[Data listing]
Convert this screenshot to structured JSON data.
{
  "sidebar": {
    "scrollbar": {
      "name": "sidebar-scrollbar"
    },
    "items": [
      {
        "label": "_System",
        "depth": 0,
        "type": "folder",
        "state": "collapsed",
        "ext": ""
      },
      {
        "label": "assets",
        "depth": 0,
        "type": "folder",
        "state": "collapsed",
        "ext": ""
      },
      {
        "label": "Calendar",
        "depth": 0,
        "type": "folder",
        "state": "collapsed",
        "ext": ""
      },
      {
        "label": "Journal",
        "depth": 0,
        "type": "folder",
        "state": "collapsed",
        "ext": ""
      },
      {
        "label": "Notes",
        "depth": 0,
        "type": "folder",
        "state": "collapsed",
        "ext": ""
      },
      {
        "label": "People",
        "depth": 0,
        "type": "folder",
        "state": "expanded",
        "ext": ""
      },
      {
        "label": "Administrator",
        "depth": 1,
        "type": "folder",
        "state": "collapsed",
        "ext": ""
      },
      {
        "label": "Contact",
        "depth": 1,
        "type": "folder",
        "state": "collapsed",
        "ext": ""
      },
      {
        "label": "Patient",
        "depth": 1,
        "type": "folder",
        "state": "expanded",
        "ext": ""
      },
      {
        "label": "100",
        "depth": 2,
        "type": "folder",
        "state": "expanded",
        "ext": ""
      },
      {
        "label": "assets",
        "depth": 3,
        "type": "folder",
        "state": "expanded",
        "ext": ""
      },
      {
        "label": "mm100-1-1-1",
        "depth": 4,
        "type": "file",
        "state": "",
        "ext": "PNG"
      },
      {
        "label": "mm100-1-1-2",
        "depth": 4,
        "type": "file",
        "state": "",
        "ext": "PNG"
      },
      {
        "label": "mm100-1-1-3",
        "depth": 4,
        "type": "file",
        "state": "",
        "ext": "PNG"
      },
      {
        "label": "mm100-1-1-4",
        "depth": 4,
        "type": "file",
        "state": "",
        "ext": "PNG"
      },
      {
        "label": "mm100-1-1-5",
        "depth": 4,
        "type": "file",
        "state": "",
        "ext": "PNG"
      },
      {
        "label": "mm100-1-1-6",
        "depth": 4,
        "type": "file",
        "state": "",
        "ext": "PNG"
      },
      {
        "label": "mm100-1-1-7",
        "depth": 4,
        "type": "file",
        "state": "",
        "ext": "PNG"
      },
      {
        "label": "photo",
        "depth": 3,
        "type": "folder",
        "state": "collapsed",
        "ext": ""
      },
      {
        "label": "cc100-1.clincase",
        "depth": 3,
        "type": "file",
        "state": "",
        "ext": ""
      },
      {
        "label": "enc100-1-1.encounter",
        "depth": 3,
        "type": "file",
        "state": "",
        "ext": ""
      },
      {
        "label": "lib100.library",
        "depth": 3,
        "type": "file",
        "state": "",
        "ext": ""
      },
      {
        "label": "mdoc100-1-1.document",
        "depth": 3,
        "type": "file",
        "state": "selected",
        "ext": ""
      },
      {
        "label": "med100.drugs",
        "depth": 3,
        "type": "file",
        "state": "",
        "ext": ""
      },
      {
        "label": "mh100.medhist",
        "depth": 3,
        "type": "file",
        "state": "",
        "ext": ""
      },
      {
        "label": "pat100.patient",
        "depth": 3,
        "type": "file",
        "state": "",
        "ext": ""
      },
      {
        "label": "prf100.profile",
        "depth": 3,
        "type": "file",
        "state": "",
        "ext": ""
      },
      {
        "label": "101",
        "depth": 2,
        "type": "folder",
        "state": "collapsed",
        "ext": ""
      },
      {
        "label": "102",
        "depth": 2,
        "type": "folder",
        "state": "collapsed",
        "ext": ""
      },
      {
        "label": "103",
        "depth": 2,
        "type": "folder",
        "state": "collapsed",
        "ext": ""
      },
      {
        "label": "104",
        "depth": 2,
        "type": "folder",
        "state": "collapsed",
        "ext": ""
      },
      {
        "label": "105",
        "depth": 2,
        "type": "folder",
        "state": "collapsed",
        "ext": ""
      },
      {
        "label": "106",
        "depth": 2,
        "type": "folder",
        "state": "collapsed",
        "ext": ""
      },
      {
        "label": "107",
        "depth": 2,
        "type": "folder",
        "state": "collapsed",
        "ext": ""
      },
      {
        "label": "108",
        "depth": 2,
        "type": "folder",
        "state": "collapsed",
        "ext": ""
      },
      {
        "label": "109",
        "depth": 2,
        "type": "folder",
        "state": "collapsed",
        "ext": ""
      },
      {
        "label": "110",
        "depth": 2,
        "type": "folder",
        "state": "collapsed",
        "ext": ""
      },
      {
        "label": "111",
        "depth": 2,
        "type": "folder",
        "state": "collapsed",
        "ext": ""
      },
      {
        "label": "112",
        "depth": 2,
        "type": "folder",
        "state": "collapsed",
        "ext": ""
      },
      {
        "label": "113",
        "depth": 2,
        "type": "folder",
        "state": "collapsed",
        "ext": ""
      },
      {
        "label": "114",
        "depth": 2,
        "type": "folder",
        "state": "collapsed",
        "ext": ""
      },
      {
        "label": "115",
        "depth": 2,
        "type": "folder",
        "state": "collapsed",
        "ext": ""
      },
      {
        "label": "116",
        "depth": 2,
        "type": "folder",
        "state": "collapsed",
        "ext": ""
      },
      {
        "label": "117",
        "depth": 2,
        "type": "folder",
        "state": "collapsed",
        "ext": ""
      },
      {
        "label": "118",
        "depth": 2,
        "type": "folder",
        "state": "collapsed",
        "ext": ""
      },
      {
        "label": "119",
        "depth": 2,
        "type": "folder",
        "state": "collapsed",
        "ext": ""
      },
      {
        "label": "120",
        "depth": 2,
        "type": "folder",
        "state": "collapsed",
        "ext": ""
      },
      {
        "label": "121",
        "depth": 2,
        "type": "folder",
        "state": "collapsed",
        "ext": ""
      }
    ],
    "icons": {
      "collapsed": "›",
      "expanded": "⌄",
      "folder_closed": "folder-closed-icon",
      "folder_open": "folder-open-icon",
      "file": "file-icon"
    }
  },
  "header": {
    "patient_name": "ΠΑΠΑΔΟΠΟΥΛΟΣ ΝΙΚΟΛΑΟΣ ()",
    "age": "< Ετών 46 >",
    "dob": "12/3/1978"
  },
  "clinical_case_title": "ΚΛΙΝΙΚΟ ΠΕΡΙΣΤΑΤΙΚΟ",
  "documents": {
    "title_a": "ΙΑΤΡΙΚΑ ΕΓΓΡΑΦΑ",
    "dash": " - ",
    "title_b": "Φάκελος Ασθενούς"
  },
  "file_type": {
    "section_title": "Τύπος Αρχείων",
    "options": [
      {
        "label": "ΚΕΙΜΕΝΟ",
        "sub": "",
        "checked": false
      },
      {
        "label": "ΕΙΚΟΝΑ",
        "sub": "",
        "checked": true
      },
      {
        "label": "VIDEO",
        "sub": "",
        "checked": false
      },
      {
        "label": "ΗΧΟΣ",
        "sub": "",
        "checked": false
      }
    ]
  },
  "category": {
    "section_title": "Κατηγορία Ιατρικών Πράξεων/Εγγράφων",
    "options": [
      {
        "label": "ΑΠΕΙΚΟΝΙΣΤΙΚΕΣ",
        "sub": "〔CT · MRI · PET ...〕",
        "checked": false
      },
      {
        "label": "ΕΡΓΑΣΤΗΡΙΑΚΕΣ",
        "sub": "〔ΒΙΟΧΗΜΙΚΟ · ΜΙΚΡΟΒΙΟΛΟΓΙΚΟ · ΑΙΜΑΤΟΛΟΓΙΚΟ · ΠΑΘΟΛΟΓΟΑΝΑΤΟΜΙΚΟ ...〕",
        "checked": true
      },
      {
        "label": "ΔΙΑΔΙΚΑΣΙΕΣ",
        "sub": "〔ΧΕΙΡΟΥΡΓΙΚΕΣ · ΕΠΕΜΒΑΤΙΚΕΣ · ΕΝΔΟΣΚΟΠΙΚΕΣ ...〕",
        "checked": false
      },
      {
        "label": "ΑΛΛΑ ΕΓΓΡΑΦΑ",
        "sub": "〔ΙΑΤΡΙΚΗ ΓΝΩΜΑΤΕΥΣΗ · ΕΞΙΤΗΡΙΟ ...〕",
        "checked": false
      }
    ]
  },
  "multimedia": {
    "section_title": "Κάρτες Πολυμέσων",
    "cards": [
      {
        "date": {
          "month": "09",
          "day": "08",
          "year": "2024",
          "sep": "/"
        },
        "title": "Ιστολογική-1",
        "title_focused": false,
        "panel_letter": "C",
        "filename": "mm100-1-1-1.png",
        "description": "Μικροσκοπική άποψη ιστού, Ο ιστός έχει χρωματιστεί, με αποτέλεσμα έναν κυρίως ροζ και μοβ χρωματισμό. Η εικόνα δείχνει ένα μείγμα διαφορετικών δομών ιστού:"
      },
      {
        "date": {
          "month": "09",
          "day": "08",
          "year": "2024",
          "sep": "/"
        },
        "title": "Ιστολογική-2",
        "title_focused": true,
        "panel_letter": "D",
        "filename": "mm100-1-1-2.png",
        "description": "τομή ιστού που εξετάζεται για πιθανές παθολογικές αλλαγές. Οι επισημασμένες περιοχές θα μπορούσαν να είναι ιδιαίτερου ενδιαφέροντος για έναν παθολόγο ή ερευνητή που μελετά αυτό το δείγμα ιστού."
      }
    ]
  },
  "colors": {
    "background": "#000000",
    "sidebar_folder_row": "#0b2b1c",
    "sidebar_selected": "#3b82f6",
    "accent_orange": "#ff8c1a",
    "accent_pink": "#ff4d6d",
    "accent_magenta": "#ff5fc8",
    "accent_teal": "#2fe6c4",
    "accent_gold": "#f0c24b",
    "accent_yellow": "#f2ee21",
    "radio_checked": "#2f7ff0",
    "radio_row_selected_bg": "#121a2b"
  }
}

## THE REQUEST
Respond with nothing but the number of lines in the entries that contain the string "Ιστολογική".

## EXERCISE RESULT
2